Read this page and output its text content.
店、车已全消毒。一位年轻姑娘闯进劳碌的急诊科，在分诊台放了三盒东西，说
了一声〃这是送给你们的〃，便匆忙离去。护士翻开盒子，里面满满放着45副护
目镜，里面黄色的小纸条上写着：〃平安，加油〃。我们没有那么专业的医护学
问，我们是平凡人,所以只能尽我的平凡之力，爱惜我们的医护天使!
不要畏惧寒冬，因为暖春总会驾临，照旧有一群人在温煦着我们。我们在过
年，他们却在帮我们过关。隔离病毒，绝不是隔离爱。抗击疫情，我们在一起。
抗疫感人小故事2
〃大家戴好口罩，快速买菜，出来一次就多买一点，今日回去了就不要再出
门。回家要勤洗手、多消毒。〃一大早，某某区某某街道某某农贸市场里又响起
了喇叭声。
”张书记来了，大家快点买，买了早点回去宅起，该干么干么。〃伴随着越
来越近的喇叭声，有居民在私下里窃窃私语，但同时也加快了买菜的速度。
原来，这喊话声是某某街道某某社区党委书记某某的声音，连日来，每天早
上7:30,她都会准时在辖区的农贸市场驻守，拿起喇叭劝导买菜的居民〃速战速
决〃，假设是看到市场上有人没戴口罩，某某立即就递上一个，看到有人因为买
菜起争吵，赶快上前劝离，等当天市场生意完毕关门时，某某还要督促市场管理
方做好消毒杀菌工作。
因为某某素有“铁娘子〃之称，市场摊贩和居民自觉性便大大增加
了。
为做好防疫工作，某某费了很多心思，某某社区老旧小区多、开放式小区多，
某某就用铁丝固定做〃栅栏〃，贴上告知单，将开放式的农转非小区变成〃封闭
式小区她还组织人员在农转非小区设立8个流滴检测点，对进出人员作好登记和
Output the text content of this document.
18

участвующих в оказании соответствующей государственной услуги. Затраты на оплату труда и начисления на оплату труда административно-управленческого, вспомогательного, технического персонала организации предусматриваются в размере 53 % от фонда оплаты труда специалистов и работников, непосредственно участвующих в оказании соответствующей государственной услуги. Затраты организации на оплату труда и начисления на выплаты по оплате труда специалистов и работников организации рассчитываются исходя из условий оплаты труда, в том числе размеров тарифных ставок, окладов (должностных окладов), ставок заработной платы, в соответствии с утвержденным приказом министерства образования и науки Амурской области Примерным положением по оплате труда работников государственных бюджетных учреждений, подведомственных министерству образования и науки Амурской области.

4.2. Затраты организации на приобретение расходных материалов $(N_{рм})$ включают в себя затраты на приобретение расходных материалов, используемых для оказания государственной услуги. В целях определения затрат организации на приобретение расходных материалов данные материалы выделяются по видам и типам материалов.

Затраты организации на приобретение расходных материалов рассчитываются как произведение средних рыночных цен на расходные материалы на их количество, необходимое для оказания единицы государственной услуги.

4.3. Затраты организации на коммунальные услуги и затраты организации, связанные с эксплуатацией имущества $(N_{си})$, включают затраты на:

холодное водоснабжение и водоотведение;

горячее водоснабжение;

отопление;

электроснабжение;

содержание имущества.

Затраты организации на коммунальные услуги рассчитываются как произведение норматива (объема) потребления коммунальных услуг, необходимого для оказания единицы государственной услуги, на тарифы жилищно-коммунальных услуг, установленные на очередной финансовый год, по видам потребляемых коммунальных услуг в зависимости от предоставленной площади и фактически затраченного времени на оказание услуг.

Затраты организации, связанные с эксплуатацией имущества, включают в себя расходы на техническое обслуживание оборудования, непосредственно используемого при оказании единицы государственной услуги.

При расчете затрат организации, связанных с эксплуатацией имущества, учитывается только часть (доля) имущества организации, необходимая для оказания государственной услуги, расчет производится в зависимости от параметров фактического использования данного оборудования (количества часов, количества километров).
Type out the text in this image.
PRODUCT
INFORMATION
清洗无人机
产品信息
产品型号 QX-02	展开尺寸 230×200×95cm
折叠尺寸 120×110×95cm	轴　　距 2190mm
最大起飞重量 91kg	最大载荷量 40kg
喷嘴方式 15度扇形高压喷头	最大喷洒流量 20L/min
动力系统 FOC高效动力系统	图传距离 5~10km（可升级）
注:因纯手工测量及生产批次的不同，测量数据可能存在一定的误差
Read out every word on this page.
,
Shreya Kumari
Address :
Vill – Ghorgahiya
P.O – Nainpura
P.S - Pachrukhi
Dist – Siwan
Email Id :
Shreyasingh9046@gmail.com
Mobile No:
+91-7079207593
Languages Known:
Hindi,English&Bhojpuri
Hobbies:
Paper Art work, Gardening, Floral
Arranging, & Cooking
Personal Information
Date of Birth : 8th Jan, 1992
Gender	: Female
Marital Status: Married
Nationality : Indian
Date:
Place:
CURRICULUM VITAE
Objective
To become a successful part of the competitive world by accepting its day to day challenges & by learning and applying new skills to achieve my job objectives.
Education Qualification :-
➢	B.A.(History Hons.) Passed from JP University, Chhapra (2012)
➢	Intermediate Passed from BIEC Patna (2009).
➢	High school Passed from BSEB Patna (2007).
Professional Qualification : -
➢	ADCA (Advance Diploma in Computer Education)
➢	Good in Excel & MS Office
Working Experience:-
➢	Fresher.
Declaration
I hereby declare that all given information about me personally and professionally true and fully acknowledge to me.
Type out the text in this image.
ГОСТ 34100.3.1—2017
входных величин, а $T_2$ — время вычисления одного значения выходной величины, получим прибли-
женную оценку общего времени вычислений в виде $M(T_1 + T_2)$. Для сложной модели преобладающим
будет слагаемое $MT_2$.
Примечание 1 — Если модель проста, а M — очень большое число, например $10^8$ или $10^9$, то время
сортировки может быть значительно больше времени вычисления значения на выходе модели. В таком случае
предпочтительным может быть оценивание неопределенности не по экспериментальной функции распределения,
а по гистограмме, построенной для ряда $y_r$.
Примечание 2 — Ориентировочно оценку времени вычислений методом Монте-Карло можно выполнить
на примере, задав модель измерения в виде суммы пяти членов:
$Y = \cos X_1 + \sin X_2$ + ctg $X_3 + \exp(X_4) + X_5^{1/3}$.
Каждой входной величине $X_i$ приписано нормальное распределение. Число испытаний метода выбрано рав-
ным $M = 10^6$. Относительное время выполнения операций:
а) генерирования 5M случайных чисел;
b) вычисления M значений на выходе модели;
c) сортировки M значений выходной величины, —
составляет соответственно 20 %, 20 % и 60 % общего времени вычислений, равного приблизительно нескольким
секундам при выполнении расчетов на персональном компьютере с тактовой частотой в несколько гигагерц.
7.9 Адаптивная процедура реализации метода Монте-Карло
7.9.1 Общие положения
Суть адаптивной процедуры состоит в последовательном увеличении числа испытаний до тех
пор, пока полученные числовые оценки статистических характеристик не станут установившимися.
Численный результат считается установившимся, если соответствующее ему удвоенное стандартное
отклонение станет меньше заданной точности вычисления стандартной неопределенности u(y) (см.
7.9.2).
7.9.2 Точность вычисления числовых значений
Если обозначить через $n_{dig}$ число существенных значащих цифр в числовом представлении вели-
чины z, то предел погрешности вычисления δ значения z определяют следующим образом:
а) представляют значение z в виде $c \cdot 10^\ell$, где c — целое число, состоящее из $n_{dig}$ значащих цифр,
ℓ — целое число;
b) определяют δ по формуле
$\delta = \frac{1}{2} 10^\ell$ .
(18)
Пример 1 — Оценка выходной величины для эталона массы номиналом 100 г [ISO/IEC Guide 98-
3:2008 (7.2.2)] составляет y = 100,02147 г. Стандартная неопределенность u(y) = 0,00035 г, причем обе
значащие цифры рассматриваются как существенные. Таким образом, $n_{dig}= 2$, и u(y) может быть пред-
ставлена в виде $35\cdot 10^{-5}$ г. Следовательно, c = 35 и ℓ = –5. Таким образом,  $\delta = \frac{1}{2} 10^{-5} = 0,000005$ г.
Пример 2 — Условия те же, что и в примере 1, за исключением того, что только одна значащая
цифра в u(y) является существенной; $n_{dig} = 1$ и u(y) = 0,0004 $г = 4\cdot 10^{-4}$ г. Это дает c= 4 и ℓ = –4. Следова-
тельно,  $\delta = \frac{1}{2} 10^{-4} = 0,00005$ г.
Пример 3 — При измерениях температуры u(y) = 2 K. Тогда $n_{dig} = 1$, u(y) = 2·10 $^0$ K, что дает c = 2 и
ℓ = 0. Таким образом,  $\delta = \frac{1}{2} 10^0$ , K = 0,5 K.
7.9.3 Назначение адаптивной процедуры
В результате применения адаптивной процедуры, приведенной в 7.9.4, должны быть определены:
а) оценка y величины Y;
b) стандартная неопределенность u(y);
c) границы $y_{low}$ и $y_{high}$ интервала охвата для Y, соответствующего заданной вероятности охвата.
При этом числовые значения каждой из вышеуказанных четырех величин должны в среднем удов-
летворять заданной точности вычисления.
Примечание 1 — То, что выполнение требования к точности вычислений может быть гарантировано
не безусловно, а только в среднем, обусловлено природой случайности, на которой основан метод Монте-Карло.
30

• Exercise aim: Scan the material for lines with the word "точности", and copy each line you find.

• Written answer:
отклонение станет меньше заданной точности вычисления стандартной неопределенности u(y) (см.
летворять заданной точности вычисления.
Примечание 1 — То, что выполнение требования к точности вычислений может быть гарантировано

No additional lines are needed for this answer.